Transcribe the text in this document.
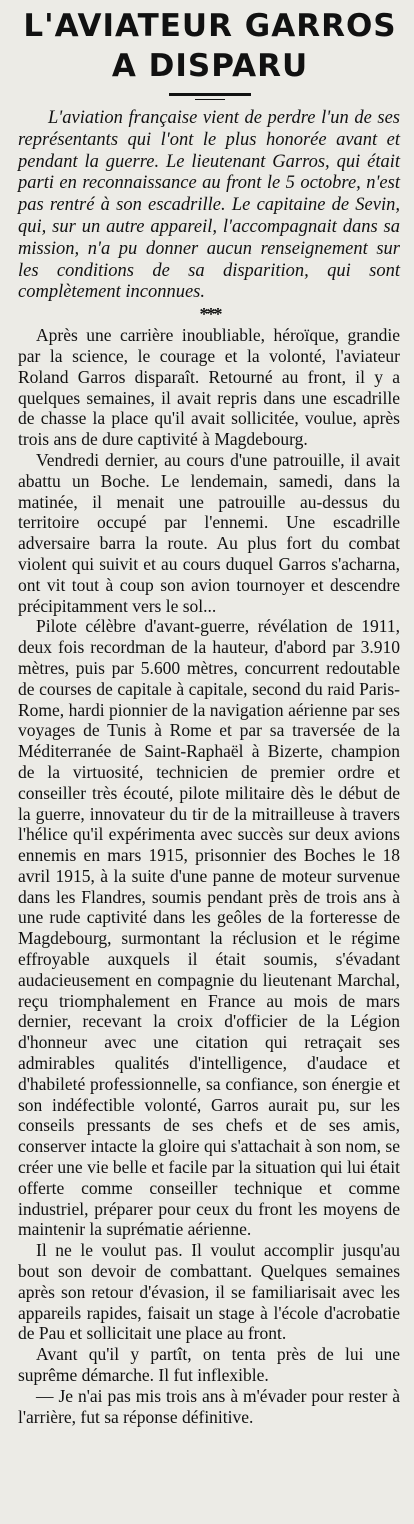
L'AVIATEUR GARROS
A DISPARU

L'aviation française vient de perdre l'un de ses représentants qui l'ont le plus honorée avant et pendant la guerre. Le lieutenant Garros, qui était parti en reconnaissance au front le 5 octobre, n'est pas rentré à son escadrille. Le capitaine de Sevin, qui, sur un autre appareil, l'accompagnait dans sa mission, n'a pu donner aucun renseignement sur les conditions de sa disparition, qui sont complètement inconnues.

***

Après une carrière inoubliable, héroïque, grandie par la science, le courage et la volonté, l'aviateur Roland Garros disparaît. Retourné au front, il y a quelques semaines, il avait repris dans une escadrille de chasse la place qu'il avait sollicitée, voulue, après trois ans de dure captivité à Magdebourg.

Vendredi dernier, au cours d'une patrouille, il avait abattu un Boche. Le lendemain, samedi, dans la matinée, il menait une patrouille au-dessus du territoire occupé par l'ennemi. Une escadrille adversaire barra la route. Au plus fort du combat violent qui suivit et au cours duquel Garros s'acharna, ont vit tout à coup son avion tournoyer et descendre précipitamment vers le sol...

Pilote célèbre d'avant-guerre, révélation de 1911, deux fois recordman de la hauteur, d'abord par 3.910 mètres, puis par 5.600 mètres, concurrent redoutable de courses de capitale à capitale, second du raid Paris-Rome, hardi pionnier de la navigation aérienne par ses voyages de Tunis à Rome et par sa traversée de la Méditerranée de Saint-Raphaël à Bizerte, champion de la virtuosité, technicien de premier ordre et conseiller très écouté, pilote militaire dès le début de la guerre, innovateur du tir de la mitrailleuse à travers l'hélice qu'il expérimenta avec succès sur deux avions ennemis en mars 1915, prisonnier des Boches le 18 avril 1915, à la suite d'une panne de moteur survenue dans les Flandres, soumis pendant près de trois ans à une rude captivité dans les geôles de la forteresse de Magdebourg, surmontant la réclusion et le régime effroyable auxquels il était soumis, s'évadant audacieusement en compagnie du lieutenant Marchal, reçu triomphalement en France au mois de mars dernier, recevant la croix d'officier de la Légion d'honneur avec une citation qui retraçait ses admirables qualités d'intelligence, d'audace et d'habileté professionnelle, sa confiance, son énergie et son indéfectible volonté, Garros aurait pu, sur les conseils pressants de ses chefs et de ses amis, conserver intacte la gloire qui s'attachait à son nom, se créer une vie belle et facile par la situation qui lui était offerte comme conseiller technique et comme industriel, préparer pour ceux du front les moyens de maintenir la suprématie aérienne.

Il ne le voulut pas. Il voulut accomplir jusqu'au bout son devoir de combattant. Quelques semaines après son retour d'évasion, il se familiarisait avec les appareils rapides, faisait un stage à l'école d'acrobatie de Pau et sollicitait une place au front.

Avant qu'il y partît, on tenta près de lui une suprême démarche. Il fut inflexible.

— Je n'ai pas mis trois ans à m'évader pour rester à l'arrière, fut sa réponse définitive.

━━━━━━━━━━━━━━━━━━━━━━━━━━━━━━

*Stated exercise:*
Without the images, write out each line of the data verbatim.

*Complete answer:*
Transcribe the text in this document.
L'AVIATEUR GARROS
A DISPARU

L'aviation française vient de perdre l'un de ses représentants qui l'ont le plus honorée avant et pendant la guerre. Le lieutenant Garros, qui était parti en reconnaissance au front le 5 octobre, n'est pas rentré à son escadrille. Le capitaine de Sevin, qui, sur un autre appareil, l'accompagnait dans sa mission, n'a pu donner aucun renseignement sur les conditions de sa disparition, qui sont complètement inconnues.

***

Après une carrière inoubliable, héroïque, grandie par la science, le courage et la volonté, l'aviateur Roland Garros disparaît. Retourné au front, il y a quelques semaines, il avait repris dans une escadrille de chasse la place qu'il avait sollicitée, voulue, après trois ans de dure captivité à Magdebourg.

Vendredi dernier, au cours d'une patrouille, il avait abattu un Boche. Le lendemain, samedi, dans la matinée, il menait une patrouille au-dessus du territoire occupé par l'ennemi. Une escadrille adversaire barra la route. Au plus fort du combat violent qui suivit et au cours duquel Garros s'acharna, ont vit tout à coup son avion tournoyer et descendre précipitamment vers le sol...

Pilote célèbre d'avant-guerre, révélation de 1911, deux fois recordman de la hauteur, d'abord par 3.910 mètres, puis par 5.600 mètres, concurrent redoutable de courses de capitale à capitale, second du raid Paris-Rome, hardi pionnier de la navigation aérienne par ses voyages de Tunis à Rome et par sa traversée de la Méditerranée de Saint-Raphaël à Bizerte, champion de la virtuosité, technicien de premier ordre et conseiller très écouté, pilote militaire dès le début de la guerre, innovateur du tir de la mitrailleuse à travers l'hélice qu'il expérimenta avec succès sur deux avions ennemis en mars 1915, prisonnier des Boches le 18 avril 1915, à la suite d'une panne de moteur survenue dans les Flandres, soumis pendant près de trois ans à une rude captivité dans les geôles de la forteresse de Magdebourg, surmontant la réclusion et le régime effroyable auxquels il était soumis, s'évadant audacieusement en compagnie du lieutenant Marchal, reçu triomphalement en France au mois de mars dernier, recevant la croix d'officier de la Légion d'honneur avec une citation qui retraçait ses admirables qualités d'intelligence, d'audace et d'habileté professionnelle, sa confiance, son énergie et son indéfectible volonté, Garros aurait pu, sur les conseils pressants de ses chefs et de ses amis, conserver intacte la gloire qui s'attachait à son nom, se créer une vie belle et facile par la situation qui lui était offerte comme conseiller technique et comme industriel, préparer pour ceux du front les moyens de maintenir la suprématie aérienne.

Il ne le voulut pas. Il voulut accomplir jusqu'au bout son devoir de combattant. Quelques semaines après son retour d'évasion, il se familiarisait avec les appareils rapides, faisait un stage à l'école d'acrobatie de Pau et sollicitait une place au front.

Avant qu'il y partît, on tenta près de lui une suprême démarche. Il fut inflexible.

— Je n'ai pas mis trois ans à m'évader pour rester à l'arrière, fut sa réponse définitive.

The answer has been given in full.